■ **Material for the task**
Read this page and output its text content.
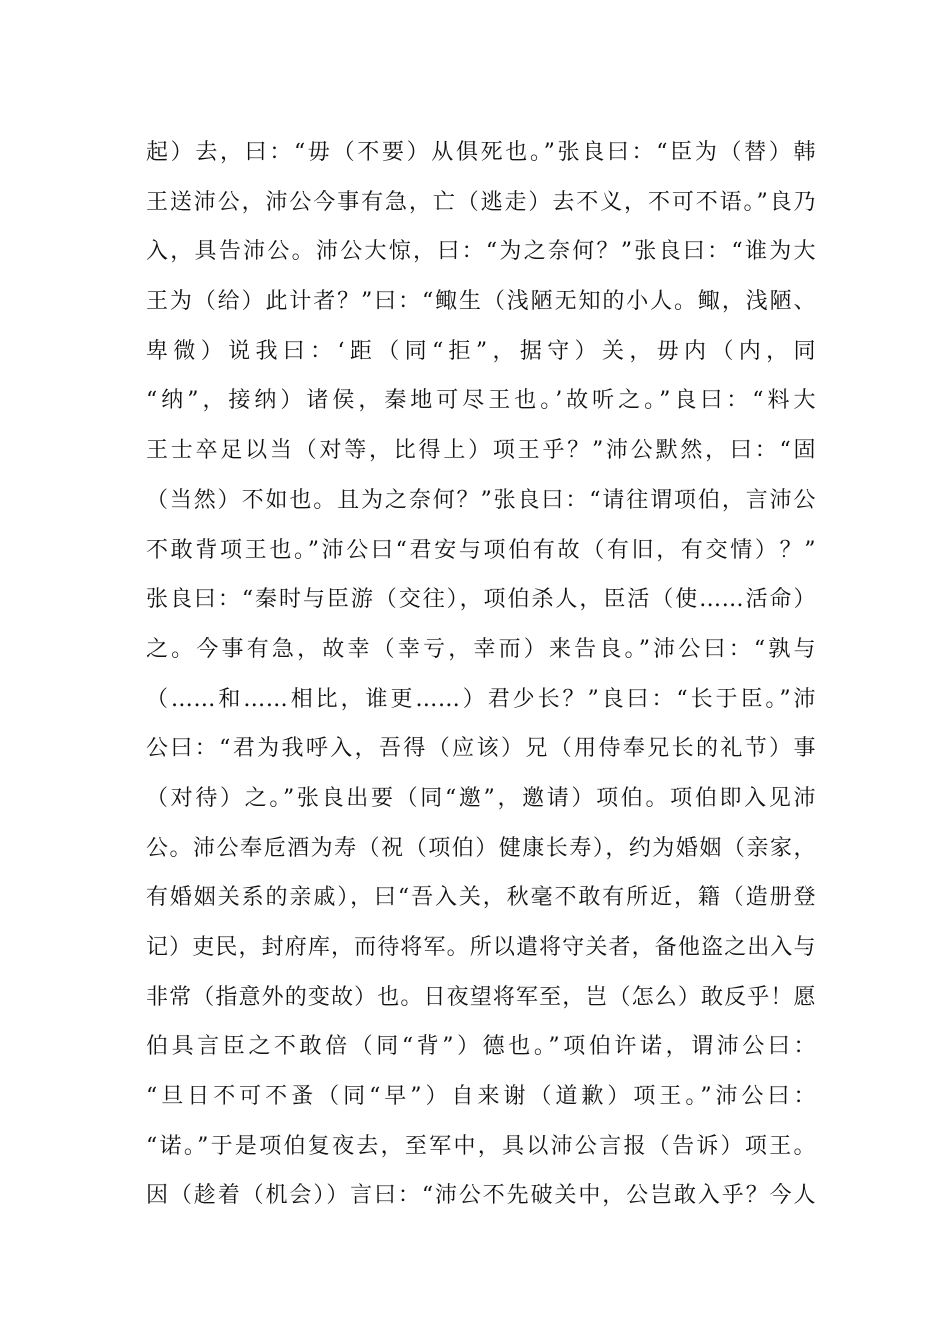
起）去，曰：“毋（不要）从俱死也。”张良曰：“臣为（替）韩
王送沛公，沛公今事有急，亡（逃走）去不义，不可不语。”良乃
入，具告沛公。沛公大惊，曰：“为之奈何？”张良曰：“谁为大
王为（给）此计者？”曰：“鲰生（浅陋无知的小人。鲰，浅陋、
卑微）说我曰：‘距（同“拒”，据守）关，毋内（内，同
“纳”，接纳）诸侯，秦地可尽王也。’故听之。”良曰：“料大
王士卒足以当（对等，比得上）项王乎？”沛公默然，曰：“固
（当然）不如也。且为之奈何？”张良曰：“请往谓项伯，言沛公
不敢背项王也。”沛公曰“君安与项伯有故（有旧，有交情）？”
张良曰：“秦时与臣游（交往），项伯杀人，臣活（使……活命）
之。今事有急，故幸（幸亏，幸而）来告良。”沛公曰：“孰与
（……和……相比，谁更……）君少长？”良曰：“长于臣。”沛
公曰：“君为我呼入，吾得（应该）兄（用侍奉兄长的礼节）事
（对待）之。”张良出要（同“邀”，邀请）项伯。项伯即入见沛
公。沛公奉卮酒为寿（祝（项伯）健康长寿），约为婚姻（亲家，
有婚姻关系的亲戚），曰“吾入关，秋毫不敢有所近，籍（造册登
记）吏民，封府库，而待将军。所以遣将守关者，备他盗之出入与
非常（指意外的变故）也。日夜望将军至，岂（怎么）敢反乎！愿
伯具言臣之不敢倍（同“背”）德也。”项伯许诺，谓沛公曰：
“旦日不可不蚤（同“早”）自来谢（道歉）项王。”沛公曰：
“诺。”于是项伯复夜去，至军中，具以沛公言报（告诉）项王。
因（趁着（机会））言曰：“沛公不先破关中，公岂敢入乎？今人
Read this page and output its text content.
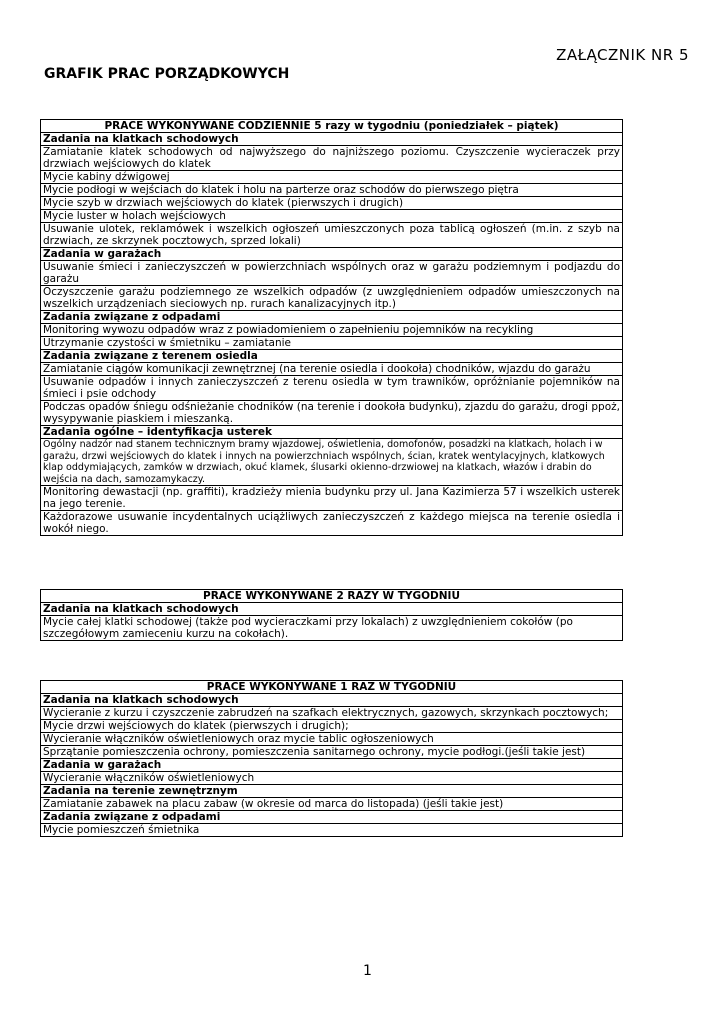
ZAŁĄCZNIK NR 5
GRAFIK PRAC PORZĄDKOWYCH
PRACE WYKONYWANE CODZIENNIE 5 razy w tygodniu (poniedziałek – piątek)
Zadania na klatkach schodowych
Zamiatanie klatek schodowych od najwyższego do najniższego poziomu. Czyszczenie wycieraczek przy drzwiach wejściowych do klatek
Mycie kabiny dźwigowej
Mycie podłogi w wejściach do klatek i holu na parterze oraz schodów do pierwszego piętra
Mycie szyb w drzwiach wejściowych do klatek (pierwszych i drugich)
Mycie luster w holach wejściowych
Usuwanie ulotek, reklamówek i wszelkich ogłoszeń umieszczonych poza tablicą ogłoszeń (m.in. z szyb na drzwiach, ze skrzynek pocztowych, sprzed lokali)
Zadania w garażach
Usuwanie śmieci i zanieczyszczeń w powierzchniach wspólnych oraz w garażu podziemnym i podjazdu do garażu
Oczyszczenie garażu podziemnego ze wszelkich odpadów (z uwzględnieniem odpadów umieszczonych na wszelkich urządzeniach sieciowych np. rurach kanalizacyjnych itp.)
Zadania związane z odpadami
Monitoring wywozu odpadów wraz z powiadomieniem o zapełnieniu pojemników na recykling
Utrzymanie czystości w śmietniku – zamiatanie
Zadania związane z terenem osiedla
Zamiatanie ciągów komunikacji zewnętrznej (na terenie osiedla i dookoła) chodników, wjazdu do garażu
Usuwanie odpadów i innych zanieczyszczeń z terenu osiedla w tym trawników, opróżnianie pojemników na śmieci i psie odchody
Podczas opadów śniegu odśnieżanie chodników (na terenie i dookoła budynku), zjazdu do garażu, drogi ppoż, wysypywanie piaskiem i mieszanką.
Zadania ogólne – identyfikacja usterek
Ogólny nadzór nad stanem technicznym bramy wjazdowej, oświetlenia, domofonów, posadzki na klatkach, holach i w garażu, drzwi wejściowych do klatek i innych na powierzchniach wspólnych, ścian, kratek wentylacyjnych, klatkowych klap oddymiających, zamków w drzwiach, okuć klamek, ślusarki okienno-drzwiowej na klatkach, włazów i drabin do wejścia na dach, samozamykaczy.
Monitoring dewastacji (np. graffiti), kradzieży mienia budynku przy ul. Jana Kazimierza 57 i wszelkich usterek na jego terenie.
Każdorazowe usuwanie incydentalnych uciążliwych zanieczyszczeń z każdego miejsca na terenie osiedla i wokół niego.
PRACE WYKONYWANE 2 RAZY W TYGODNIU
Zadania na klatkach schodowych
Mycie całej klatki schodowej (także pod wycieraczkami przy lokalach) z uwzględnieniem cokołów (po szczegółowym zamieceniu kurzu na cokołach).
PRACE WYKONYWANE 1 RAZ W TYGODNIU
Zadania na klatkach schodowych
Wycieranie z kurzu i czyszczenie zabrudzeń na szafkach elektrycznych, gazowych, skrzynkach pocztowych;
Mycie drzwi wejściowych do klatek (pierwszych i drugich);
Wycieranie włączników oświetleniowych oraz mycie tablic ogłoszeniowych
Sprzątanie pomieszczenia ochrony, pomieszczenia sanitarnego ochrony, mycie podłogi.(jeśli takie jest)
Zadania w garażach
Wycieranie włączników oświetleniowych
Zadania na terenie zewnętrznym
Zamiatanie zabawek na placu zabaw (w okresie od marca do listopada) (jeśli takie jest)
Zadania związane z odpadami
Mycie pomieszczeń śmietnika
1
==
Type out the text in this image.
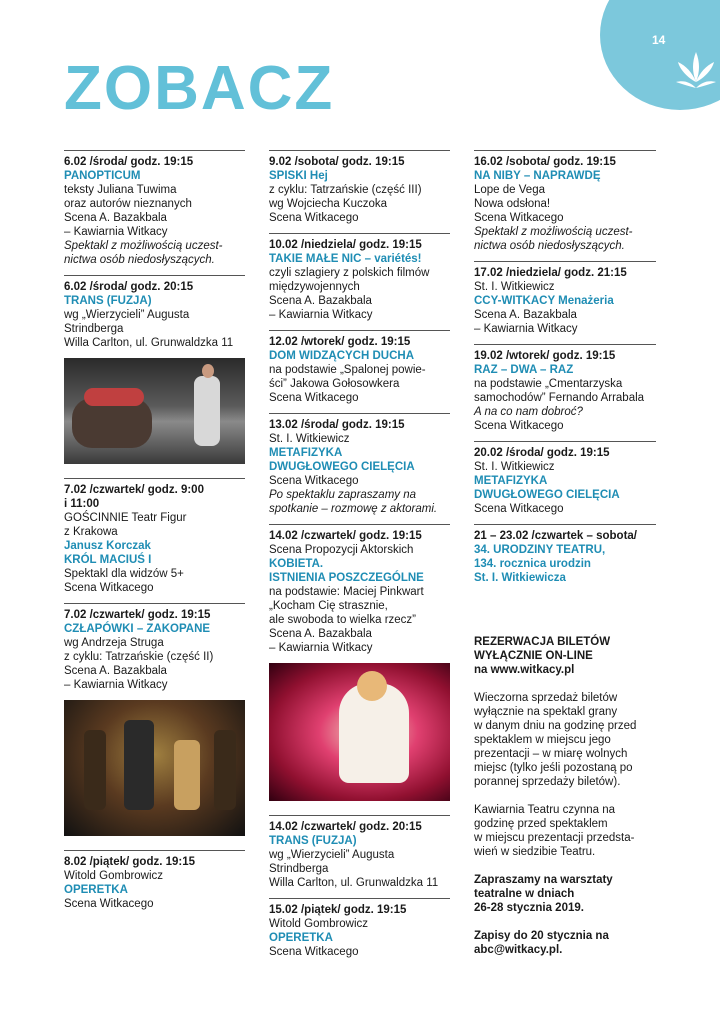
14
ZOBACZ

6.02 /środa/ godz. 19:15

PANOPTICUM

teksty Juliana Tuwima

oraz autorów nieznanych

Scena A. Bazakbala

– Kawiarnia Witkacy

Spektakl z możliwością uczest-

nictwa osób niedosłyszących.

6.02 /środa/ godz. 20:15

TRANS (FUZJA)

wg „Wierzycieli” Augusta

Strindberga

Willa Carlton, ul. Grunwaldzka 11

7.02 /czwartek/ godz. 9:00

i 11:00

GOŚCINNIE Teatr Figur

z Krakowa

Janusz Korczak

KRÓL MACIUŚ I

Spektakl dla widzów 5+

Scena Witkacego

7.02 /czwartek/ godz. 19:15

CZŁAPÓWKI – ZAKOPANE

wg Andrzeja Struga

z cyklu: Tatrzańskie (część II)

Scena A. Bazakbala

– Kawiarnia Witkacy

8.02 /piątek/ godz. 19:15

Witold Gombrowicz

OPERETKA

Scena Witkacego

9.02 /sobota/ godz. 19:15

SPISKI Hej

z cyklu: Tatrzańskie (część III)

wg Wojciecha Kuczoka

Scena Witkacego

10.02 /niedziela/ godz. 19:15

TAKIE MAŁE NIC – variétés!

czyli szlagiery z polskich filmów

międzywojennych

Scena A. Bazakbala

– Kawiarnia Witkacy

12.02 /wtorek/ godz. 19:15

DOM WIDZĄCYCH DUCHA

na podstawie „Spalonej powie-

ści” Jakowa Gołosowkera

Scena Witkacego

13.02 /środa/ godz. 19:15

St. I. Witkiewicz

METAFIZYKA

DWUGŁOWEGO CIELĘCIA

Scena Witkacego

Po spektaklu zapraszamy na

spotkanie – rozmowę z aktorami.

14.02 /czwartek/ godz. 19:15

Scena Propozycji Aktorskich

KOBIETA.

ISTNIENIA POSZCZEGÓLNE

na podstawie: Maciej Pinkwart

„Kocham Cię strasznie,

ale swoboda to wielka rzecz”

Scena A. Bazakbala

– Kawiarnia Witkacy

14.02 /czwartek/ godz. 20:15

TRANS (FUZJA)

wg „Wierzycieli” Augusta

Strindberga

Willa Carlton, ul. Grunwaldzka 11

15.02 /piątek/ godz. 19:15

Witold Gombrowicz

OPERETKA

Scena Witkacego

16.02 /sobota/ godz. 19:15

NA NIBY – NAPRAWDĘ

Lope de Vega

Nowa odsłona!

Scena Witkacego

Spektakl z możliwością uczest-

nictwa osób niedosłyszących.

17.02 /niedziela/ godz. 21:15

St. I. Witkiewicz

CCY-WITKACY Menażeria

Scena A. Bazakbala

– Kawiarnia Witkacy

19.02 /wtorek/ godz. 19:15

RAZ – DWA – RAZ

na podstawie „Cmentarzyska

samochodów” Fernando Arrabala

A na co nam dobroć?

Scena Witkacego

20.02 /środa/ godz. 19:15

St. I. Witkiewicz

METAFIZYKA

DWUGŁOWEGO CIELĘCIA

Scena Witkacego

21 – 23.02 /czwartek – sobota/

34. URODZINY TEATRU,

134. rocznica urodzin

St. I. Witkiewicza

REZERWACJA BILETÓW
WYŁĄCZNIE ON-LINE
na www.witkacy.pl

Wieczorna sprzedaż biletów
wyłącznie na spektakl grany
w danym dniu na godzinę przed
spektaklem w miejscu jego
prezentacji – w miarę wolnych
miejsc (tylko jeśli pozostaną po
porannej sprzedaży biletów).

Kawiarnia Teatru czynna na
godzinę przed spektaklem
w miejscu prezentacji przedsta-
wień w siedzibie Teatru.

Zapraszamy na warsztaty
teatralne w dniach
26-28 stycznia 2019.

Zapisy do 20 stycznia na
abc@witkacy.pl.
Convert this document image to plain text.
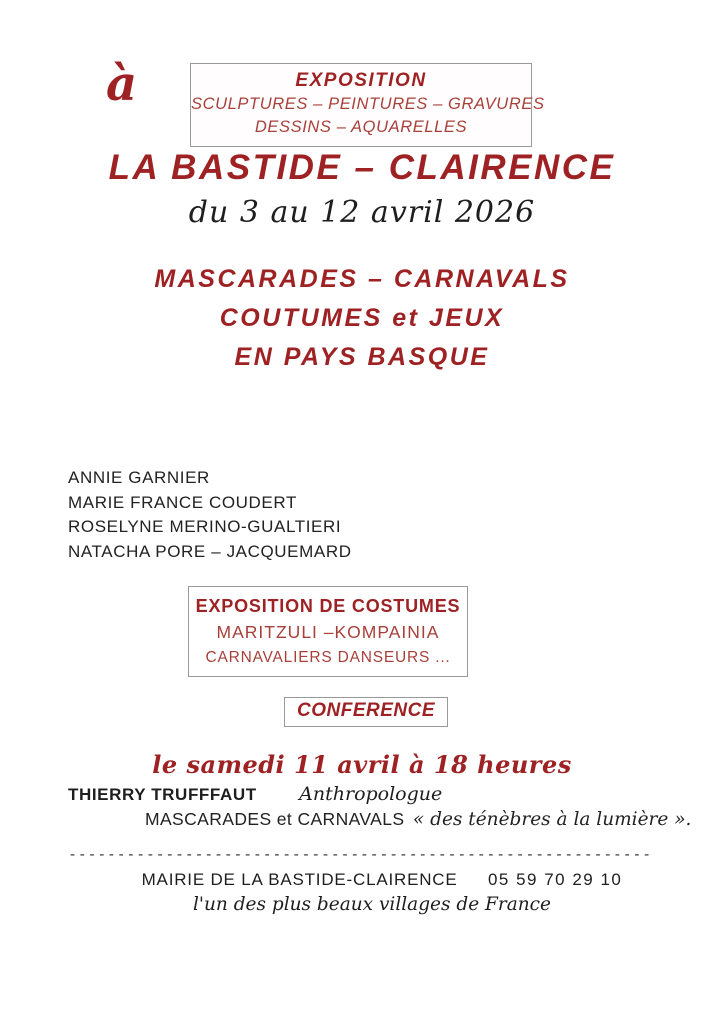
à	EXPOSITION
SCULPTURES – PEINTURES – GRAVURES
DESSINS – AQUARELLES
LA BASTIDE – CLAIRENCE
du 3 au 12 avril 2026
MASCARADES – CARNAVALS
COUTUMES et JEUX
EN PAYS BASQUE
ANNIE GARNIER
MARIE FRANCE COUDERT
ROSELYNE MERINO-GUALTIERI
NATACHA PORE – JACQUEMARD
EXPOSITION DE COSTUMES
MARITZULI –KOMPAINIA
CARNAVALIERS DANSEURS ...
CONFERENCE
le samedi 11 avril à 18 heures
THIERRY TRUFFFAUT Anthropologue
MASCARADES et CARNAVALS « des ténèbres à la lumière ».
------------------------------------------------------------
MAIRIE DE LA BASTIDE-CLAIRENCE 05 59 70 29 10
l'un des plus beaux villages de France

■ **Short task**
Filter out every line that lacks the word "wspólnych", and copy the rest.

■ **The completed task**
Usuwanie śmieci i zanieczyszczeń w powierzchniach wspólnych oraz w garażu podziemnym i podjazdu do garażu
Ogólny nadzór nad stanem technicznym bramy wjazdowej, oświetlenia, domofonów, posadzki na klatkach, holach i w garażu, drzwi wejściowych do klatek i innych na powierzchniach wspólnych, ścian, kratek wentylacyjnych, klatkowych klap oddymiających, zamków w drzwiach, okuć klamek, ślusarki okienno-drzwiowej na klatkach, włazów i drabin do wejścia na dach, samozamykaczy.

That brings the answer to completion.